◆ TASK INSTRUCTIONS
All of the lines below are to be transcribed faithfully, with pictures excluded from the copy.

◆ STORED ROWS
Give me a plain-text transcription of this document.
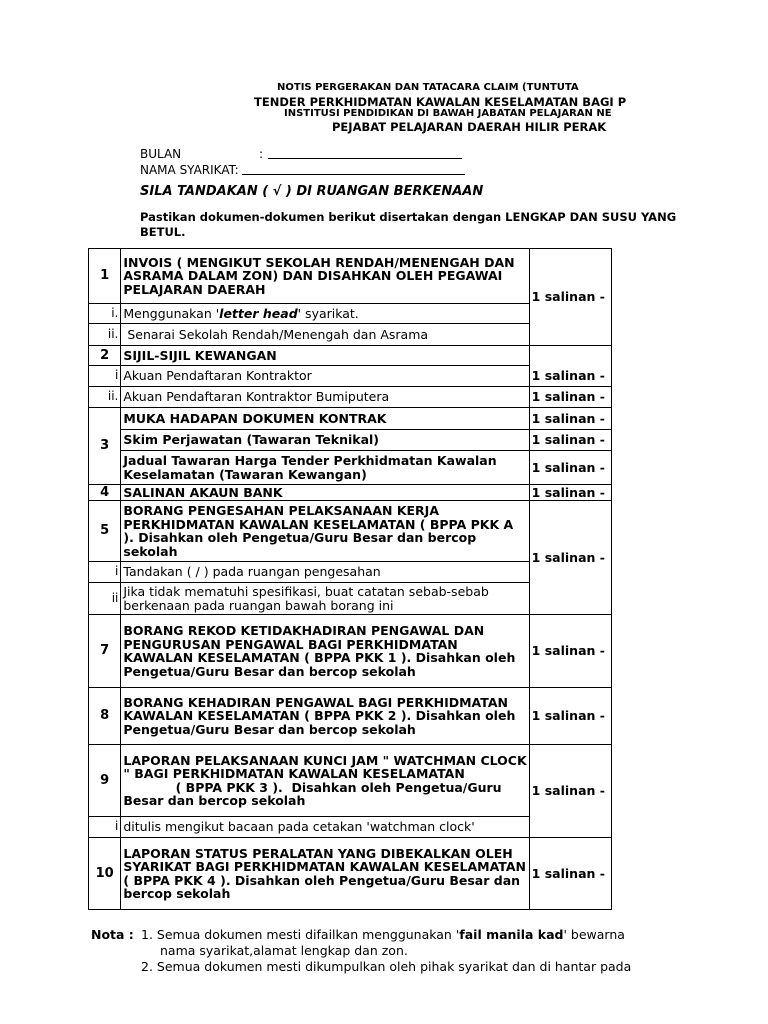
NOTIS PERGERAKAN DAN TATACARA CLAIM (TUNTUTA
TENDER PERKHIDMATAN KAWALAN KESELAMATAN BAGI P
INSTITUSI PENDIDIKAN DI BAWAH JABATAN PELAJARAN NE
PEJABAT PELAJARAN DAERAH HILIR PERAK
BULAN	:
NAMA SYARIKAT:
SILA TANDAKAN ( √ ) DI RUANGAN BERKENAAN
Pastikan dokumen-dokumen berikut disertakan dengan LENGKAP DAN SUSU YANG BETUL.
1	INVOIS ( MENGIKUT SEKOLAH RENDAH/MENENGAH DAN ASRAMA DALAM ZON) DAN DISAHKAN OLEH PEGAWAI PELAJARAN DAERAH	1 salinan -
i.	Menggunakan 'letter head' syarikat.	
ii.	Senarai Sekolah Rendah/Menengah dan Asrama	
2	SIJIL-SIJIL KEWANGAN	
i	Akuan Pendaftaran Kontraktor	1 salinan -
ii.	Akuan Pendaftaran Kontraktor Bumiputera	1 salinan -
3	MUKA HADAPAN DOKUMEN KONTRAK	1 salinan -
	Skim Perjawatan (Tawaran Teknikal)	1 salinan -
	Jadual Tawaran Harga Tender Perkhidmatan Kawalan Keselamatan (Tawaran Kewangan)	1 salinan -
4	SALINAN AKAUN BANK	1 salinan -
5	BORANG PENGESAHAN PELAKSANAAN KERJA PERKHIDMATAN KAWALAN KESELAMATAN ( BPPA PKK A ). Disahkan oleh Pengetua/Guru Besar dan bercop sekolah	1 salinan -
i	Tandakan ( / ) pada ruangan pengesahan	
ii	Jika tidak mematuhi spesifikasi, buat catatan sebab-sebab berkenaan pada ruangan bawah borang ini	
7	BORANG REKOD KETIDAKHADIRAN PENGAWAL DAN PENGURUSAN PENGAWAL BAGI PERKHIDMATAN KAWALAN KESELAMATAN ( BPPA PKK 1 ). Disahkan oleh Pengetua/Guru Besar dan bercop sekolah	1 salinan -
8	BORANG KEHADIRAN PENGAWAL BAGI PERKHIDMATAN KAWALAN KESELAMATAN ( BPPA PKK 2 ). Disahkan oleh Pengetua/Guru Besar dan bercop sekolah	1 salinan -
9	LAPORAN PELAKSANAAN KUNCI JAM " WATCHMAN CLOCK
" BAGI PERKHIDMATAN KAWALAN KESELAMATAN
( BPPA PKK 3 ).  Disahkan oleh Pengetua/Guru
Besar dan bercop sekolah	1 salinan -
i	ditulis mengikut bacaan pada cetakan 'watchman clock'	
10	LAPORAN STATUS PERALATAN YANG DIBEKALKAN OLEH SYARIKAT BAGI PERKHIDMATAN KAWALAN KESELAMATAN ( BPPA PKK 4 ). Disahkan oleh Pengetua/Guru Besar dan bercop sekolah	1 salinan -
Nota : 1. Semua dokumen mesti difailkan menggunakan 'fail manila kad' bewarna
nama syarikat,alamat lengkap dan zon.
2. Semua dokumen mesti dikumpulkan oleh pihak syarikat dan di hantar pada
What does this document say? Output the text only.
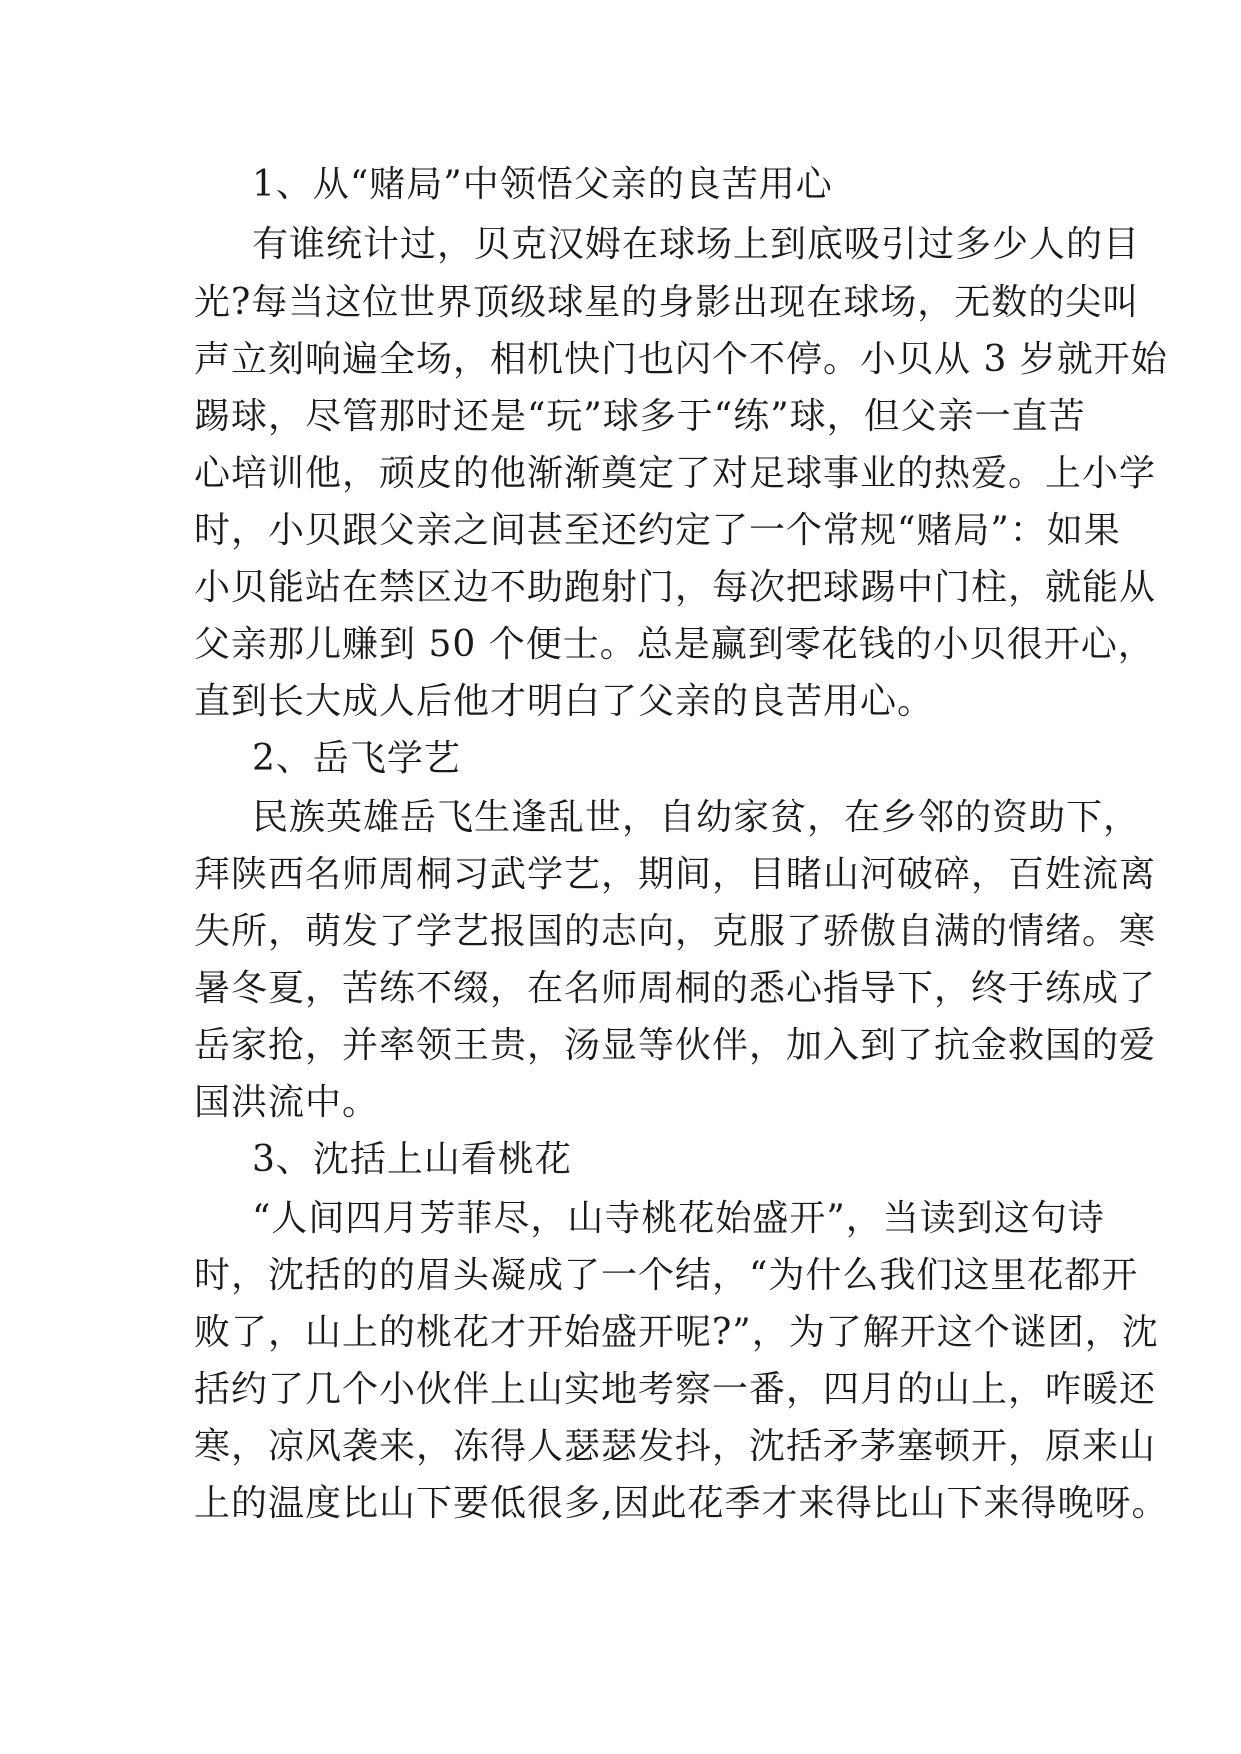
1、从“赌局”中领悟父亲的良苦用心
有谁统计过，贝克汉姆在球场上到底吸引过多少人的目
光?每当这位世界顶级球星的身影出现在球场，无数的尖叫
声立刻响遍全场，相机快门也闪个不停。小贝从 3 岁就开始
踢球，尽管那时还是“玩”球多于“练”球，但父亲一直苦
心培训他，顽皮的他渐渐奠定了对足球事业的热爱。上小学
时，小贝跟父亲之间甚至还约定了一个常规“赌局”：如果
小贝能站在禁区边不助跑射门，每次把球踢中门柱，就能从
父亲那儿赚到 50 个便士。总是赢到零花钱的小贝很开心，
直到长大成人后他才明白了父亲的良苦用心。
2、岳飞学艺
民族英雄岳飞生逢乱世，自幼家贫，在乡邻的资助下，
拜陕西名师周桐习武学艺，期间，目睹山河破碎，百姓流离
失所，萌发了学艺报国的志向，克服了骄傲自满的情绪。寒
暑冬夏，苦练不缀，在名师周桐的悉心指导下，终于练成了
岳家抢，并率领王贵，汤显等伙伴，加入到了抗金救国的爱
国洪流中。
3、沈括上山看桃花
“人间四月芳菲尽，山寺桃花始盛开”，当读到这句诗
时，沈括的的眉头凝成了一个结，“为什么我们这里花都开
败了，山上的桃花才开始盛开呢?”，为了解开这个谜团，沈
括约了几个小伙伴上山实地考察一番，四月的山上，咋暖还
寒，凉风袭来，冻得人瑟瑟发抖，沈括矛茅塞顿开，原来山
上的温度比山下要低很多,因此花季才来得比山下来得晚呀。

◆ SOLUTION
Give me a plain-text transcription of this document.
NOTIS PERGERAKAN DAN TATACARA CLAIM (TUNTUTA
TENDER PERKHIDMATAN KAWALAN KESELAMATAN BAGI P
INSTITUSI PENDIDIKAN DI BAWAH JABATAN PELAJARAN NE
PEJABAT PELAJARAN DAERAH HILIR PERAK
BULAN	:
NAMA SYARIKAT:
SILA TANDAKAN ( √ ) DI RUANGAN BERKENAAN
Pastikan dokumen-dokumen berikut disertakan dengan LENGKAP DAN SUSU YANG BETUL.
1	INVOIS ( MENGIKUT SEKOLAH RENDAH/MENENGAH DAN ASRAMA DALAM ZON) DAN DISAHKAN OLEH PEGAWAI PELAJARAN DAERAH	1 salinan -
i.	Menggunakan 'letter head' syarikat.	
ii.	Senarai Sekolah Rendah/Menengah dan Asrama	
2	SIJIL-SIJIL KEWANGAN	
i	Akuan Pendaftaran Kontraktor	1 salinan -
ii.	Akuan Pendaftaran Kontraktor Bumiputera	1 salinan -
3	MUKA HADAPAN DOKUMEN KONTRAK	1 salinan -
	Skim Perjawatan (Tawaran Teknikal)	1 salinan -
	Jadual Tawaran Harga Tender Perkhidmatan Kawalan Keselamatan (Tawaran Kewangan)	1 salinan -
4	SALINAN AKAUN BANK	1 salinan -
5	BORANG PENGESAHAN PELAKSANAAN KERJA PERKHIDMATAN KAWALAN KESELAMATAN ( BPPA PKK A ). Disahkan oleh Pengetua/Guru Besar dan bercop sekolah	1 salinan -
i	Tandakan ( / ) pada ruangan pengesahan	
ii	Jika tidak mematuhi spesifikasi, buat catatan sebab-sebab berkenaan pada ruangan bawah borang ini	
7	BORANG REKOD KETIDAKHADIRAN PENGAWAL DAN PENGURUSAN PENGAWAL BAGI PERKHIDMATAN KAWALAN KESELAMATAN ( BPPA PKK 1 ). Disahkan oleh Pengetua/Guru Besar dan bercop sekolah	1 salinan -
8	BORANG KEHADIRAN PENGAWAL BAGI PERKHIDMATAN KAWALAN KESELAMATAN ( BPPA PKK 2 ). Disahkan oleh Pengetua/Guru Besar dan bercop sekolah	1 salinan -
9	LAPORAN PELAKSANAAN KUNCI JAM " WATCHMAN CLOCK
" BAGI PERKHIDMATAN KAWALAN KESELAMATAN
( BPPA PKK 3 ).  Disahkan oleh Pengetua/Guru
Besar dan bercop sekolah	1 salinan -
i	ditulis mengikut bacaan pada cetakan 'watchman clock'	
10	LAPORAN STATUS PERALATAN YANG DIBEKALKAN OLEH SYARIKAT BAGI PERKHIDMATAN KAWALAN KESELAMATAN ( BPPA PKK 4 ). Disahkan oleh Pengetua/Guru Besar dan bercop sekolah	1 salinan -
Nota : 1. Semua dokumen mesti difailkan menggunakan 'fail manila kad' bewarna
nama syarikat,alamat lengkap dan zon.
2. Semua dokumen mesti dikumpulkan oleh pihak syarikat dan di hantar pada
What does this document say? Output the text only.
1、从“赌局”中领悟父亲的良苦用心
有谁统计过，贝克汉姆在球场上到底吸引过多少人的目
光?每当这位世界顶级球星的身影出现在球场，无数的尖叫
声立刻响遍全场，相机快门也闪个不停。小贝从 3 岁就开始
踢球，尽管那时还是“玩”球多于“练”球，但父亲一直苦
心培训他，顽皮的他渐渐奠定了对足球事业的热爱。上小学
时，小贝跟父亲之间甚至还约定了一个常规“赌局”：如果
小贝能站在禁区边不助跑射门，每次把球踢中门柱，就能从
父亲那儿赚到 50 个便士。总是赢到零花钱的小贝很开心，
直到长大成人后他才明白了父亲的良苦用心。
2、岳飞学艺
民族英雄岳飞生逢乱世，自幼家贫，在乡邻的资助下，
拜陕西名师周桐习武学艺，期间，目睹山河破碎，百姓流离
失所，萌发了学艺报国的志向，克服了骄傲自满的情绪。寒
暑冬夏，苦练不缀，在名师周桐的悉心指导下，终于练成了
岳家抢，并率领王贵，汤显等伙伴，加入到了抗金救国的爱
国洪流中。
3、沈括上山看桃花
“人间四月芳菲尽，山寺桃花始盛开”，当读到这句诗
时，沈括的的眉头凝成了一个结，“为什么我们这里花都开
败了，山上的桃花才开始盛开呢?”，为了解开这个谜团，沈
括约了几个小伙伴上山实地考察一番，四月的山上，咋暖还
寒，凉风袭来，冻得人瑟瑟发抖，沈括矛茅塞顿开，原来山
上的温度比山下要低很多,因此花季才来得比山下来得晚呀。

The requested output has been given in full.